__Texte extrait__.
'''

Des pistes de solutions pour une transhumance transfrontalière apaisée et prospère dans la Vakaga

6 déc 2024

Des pistes de solutions pour une transhumance transfrontalière apaisée et prospère dans la Vakaga

Mamouda Tankoano

Les 4 et 5 novembre 2024, la ville de Birao, dans la préfecture de la Vakaga, a accueilli une conférence préfectorale sur la promotion d'une transhumance apaisée et prospère. Soixante participants, dont six femmes, venant des sous-préfectures de Ouanda-Djallé, Ridina, Tiringoulou et Am-Dafock, ont formulé des recommandations en faveur d'une coexistence pacifique entre éleveurs et agriculteurs ainsi que d'une amélioration de la sécurité dans la région. L’événement a bénéficié du soutien de plusieurs agences onusiennes et d’organisations non gouvernementales.

La transhumance représente un levier essentiel pour le développement socio-économique de la République centrafricaine et, en particulier, de la Vakaga. Cependant, dans certaines localités de la préfecture telles que Sikikédé, Am-Dafock, Aouk et Boromata, des conflits récurrents entre agriculteurs et éleveurs transhumants, souvent originaires du Soudan et du Tchad, nuisent à la cohésion sociale et à la coexistence pacifique. Selon Pari Mounra, de l’ONG Concordis, « ces conflits trouvent leur origine dans des problèmes tels que l'insuffisance et le non-respect des couloirs de transhumance, l'absence de parcs pastoraux organisés, le manque de contrôle aux frontières pour réguler les mouvements des éleveurs venus des pays voisins, ainsi que la dégradation et l'insuffisance des infrastructures pastorales, notamment les points d'eau ».

'''

__Jeu de données__.
'''

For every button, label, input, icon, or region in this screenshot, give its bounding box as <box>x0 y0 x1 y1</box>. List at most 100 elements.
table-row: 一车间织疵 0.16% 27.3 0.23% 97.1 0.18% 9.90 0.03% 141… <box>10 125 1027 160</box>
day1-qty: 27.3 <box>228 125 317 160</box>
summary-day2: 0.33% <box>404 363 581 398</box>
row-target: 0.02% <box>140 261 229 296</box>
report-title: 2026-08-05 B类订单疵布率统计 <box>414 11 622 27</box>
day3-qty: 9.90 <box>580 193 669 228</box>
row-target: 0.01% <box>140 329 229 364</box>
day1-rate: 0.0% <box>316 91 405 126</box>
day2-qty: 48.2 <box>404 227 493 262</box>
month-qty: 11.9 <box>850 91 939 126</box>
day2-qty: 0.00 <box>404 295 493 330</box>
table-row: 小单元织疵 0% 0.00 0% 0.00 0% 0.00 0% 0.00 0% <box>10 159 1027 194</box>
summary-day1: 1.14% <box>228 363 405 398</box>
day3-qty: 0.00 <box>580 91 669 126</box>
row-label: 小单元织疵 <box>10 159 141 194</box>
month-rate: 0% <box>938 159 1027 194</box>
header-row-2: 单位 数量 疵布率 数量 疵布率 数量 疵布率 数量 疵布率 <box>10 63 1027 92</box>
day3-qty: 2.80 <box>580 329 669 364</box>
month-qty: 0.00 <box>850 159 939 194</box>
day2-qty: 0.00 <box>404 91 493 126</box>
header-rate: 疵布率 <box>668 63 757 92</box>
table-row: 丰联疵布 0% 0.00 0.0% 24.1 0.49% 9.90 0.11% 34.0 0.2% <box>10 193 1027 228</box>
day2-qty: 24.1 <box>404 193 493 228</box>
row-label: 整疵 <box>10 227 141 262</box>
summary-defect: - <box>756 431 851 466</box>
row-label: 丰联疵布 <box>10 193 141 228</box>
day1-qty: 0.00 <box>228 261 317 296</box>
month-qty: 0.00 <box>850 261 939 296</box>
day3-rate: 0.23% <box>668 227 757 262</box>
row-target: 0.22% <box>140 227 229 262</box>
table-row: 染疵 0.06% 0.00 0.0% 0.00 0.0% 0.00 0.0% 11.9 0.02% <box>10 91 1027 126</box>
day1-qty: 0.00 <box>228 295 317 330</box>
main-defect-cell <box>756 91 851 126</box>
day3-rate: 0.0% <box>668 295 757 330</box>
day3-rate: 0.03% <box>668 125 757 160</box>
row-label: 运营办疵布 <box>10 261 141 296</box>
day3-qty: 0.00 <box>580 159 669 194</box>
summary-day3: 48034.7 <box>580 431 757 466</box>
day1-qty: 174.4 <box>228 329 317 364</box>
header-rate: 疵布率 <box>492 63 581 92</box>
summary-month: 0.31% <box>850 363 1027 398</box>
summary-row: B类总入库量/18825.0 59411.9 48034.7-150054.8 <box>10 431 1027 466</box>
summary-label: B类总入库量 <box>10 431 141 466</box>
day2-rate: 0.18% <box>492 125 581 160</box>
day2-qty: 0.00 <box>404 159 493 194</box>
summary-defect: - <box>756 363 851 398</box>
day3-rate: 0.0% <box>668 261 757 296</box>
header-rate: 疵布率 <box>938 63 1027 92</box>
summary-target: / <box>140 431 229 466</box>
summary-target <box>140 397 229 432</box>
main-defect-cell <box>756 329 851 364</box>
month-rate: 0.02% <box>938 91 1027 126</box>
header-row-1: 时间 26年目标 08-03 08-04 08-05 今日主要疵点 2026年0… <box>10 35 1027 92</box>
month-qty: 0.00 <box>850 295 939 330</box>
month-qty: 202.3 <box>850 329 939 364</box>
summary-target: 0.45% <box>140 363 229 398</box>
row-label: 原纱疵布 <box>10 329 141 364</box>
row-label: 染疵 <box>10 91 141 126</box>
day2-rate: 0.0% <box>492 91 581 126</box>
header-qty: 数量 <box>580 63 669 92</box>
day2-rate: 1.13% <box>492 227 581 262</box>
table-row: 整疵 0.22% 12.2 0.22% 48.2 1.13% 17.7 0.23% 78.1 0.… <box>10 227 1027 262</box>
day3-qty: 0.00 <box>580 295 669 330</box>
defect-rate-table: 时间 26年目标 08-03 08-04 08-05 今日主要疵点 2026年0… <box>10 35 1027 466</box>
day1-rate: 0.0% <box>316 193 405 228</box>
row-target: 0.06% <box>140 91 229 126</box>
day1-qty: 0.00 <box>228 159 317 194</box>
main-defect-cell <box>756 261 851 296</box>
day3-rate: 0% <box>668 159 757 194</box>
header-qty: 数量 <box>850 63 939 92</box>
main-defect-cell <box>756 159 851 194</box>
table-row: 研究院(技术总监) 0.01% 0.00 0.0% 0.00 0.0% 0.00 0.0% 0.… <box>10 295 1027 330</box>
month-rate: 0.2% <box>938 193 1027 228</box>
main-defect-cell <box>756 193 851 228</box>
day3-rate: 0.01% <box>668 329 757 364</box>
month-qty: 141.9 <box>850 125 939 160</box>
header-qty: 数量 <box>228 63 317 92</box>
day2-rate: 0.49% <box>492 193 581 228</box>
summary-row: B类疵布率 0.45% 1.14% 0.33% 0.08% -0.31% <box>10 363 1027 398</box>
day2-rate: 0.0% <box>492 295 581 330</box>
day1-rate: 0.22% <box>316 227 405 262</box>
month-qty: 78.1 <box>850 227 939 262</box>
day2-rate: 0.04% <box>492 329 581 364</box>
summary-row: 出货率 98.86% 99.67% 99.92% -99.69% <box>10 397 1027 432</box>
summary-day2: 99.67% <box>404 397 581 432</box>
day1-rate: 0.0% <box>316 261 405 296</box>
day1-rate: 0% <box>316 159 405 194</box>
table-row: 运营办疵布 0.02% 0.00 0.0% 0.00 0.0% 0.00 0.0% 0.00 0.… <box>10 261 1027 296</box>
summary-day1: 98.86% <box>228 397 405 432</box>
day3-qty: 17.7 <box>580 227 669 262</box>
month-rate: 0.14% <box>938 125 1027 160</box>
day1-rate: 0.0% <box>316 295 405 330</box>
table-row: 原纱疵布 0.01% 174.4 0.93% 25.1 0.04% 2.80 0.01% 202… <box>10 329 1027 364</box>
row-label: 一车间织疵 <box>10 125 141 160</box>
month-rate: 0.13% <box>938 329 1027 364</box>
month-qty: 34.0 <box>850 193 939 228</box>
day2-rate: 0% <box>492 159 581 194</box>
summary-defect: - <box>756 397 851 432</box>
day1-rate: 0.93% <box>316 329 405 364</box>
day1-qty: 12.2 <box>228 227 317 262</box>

'''

__Travail demandé__.
1) Selon l'article sur la transhumance dans la Vakaga, combien de femmes comptait-on parmi les soixante participants à la conférence de Birao ?
2) Transcrivez fidèlement le passage de l'article sur la transhumance dans la Vakaga qui commence aux mots « Les 4 et 5 novembre » et se termine après les mots « d’organisations non gouvernementales. ».

__Corrigé de l'exercice__.
1) Six femmes.

2)
Les 4 et 5 novembre 2024, la ville de Birao, dans la préfecture de la Vakaga, a accueilli une conférence préfectorale sur la promotion d'une transhumance apaisée et prospère. Soixante participants, dont six femmes, venant des sous-préfectures de Ouanda-Djallé, Ridina, Tiringoulou et Am-Dafock, ont formulé des recommandations en faveur d'une coexistence pacifique entre éleveurs et agriculteurs ainsi que d'une amélioration de la sécurité dans la région. L’événement a bénéficié du soutien de plusieurs agences onusiennes et d’organisations non gouvernementales.